**STORED ROWS:**
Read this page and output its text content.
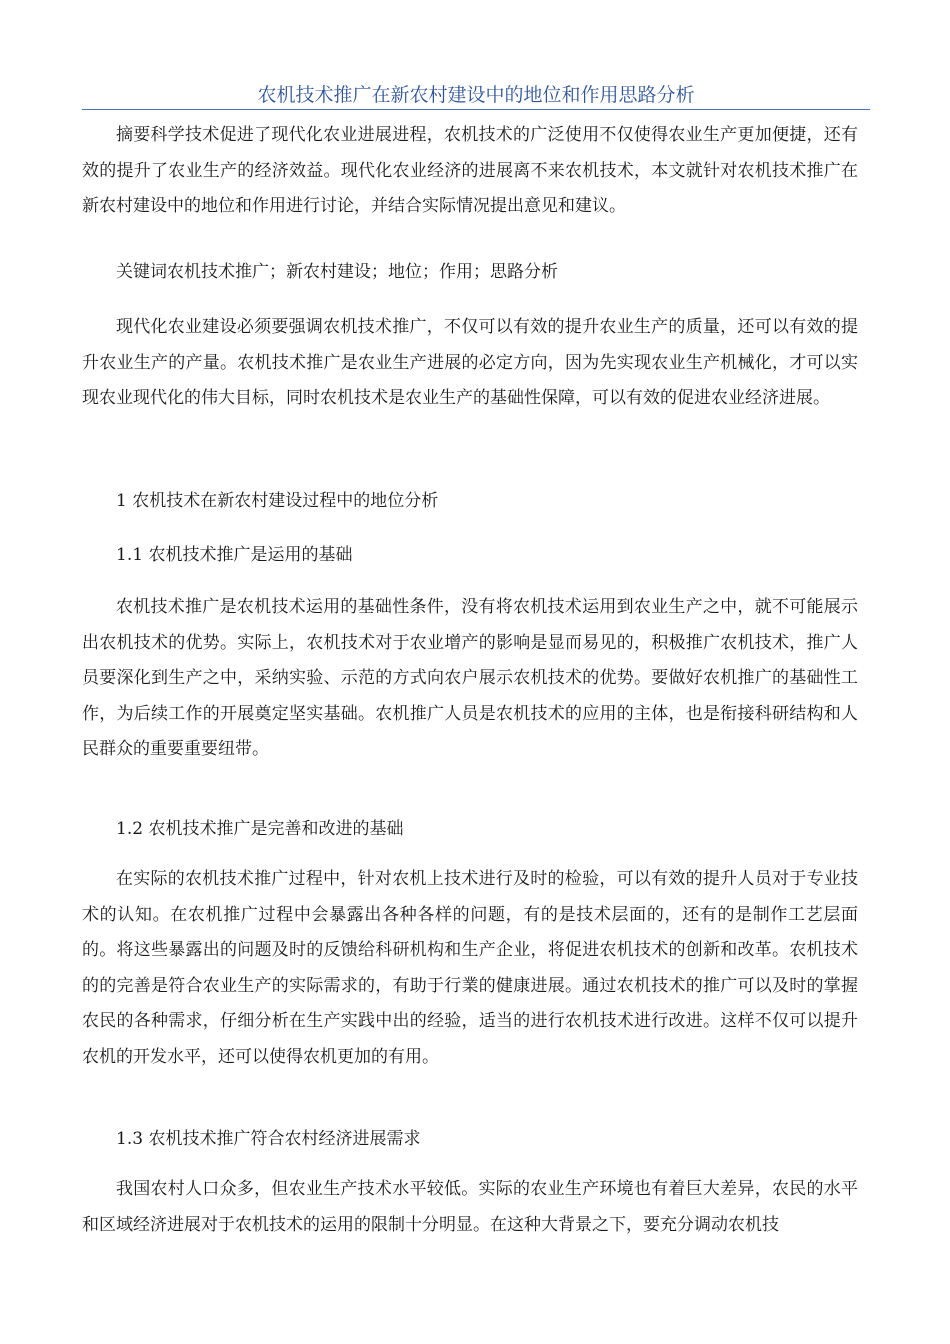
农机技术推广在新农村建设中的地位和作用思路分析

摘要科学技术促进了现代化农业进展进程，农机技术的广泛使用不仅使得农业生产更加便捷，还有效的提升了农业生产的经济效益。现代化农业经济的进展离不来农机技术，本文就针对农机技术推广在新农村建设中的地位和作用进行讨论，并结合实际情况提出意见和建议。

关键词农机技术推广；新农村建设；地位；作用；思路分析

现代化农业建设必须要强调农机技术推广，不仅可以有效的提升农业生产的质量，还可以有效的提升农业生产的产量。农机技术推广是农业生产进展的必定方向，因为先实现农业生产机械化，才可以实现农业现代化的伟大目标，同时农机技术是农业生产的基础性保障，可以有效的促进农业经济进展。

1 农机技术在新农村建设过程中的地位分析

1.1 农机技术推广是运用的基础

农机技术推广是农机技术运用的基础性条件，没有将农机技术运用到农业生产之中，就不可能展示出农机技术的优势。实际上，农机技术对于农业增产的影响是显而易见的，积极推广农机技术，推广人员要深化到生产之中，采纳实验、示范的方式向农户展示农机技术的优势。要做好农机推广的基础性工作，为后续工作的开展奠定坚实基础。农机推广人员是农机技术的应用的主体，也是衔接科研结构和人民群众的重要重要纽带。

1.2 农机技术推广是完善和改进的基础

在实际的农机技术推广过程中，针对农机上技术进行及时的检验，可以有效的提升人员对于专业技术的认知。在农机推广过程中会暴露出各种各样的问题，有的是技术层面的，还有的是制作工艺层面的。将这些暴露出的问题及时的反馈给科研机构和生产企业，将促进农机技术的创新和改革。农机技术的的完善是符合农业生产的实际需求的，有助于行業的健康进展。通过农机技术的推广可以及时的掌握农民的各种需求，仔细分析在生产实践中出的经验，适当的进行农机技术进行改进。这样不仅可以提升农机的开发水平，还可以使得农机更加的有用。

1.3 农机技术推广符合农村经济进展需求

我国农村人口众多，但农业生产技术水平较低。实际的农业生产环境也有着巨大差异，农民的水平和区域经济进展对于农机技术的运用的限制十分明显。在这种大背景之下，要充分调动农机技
---
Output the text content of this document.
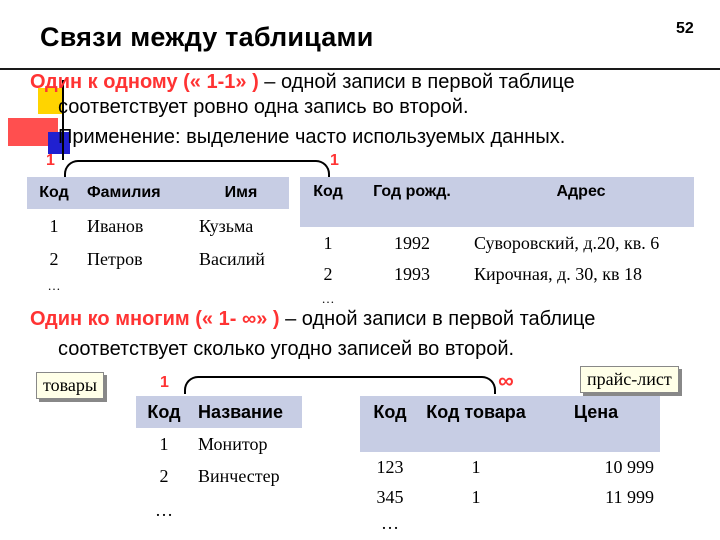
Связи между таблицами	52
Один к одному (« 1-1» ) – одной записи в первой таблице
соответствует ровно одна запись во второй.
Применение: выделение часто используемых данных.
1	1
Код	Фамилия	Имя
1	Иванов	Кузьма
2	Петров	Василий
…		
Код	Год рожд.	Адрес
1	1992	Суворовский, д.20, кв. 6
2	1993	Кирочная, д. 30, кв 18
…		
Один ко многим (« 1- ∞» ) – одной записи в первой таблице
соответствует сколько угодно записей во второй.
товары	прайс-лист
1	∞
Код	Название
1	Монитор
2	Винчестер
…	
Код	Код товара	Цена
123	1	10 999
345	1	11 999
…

**THE PROBLEM:**
Return, from the data, each line that has the word "второй" in it.

**RESPONSE TO THIS TASK:**
соответствует ровно одна запись во второй.
соответствует сколько угодно записей во второй.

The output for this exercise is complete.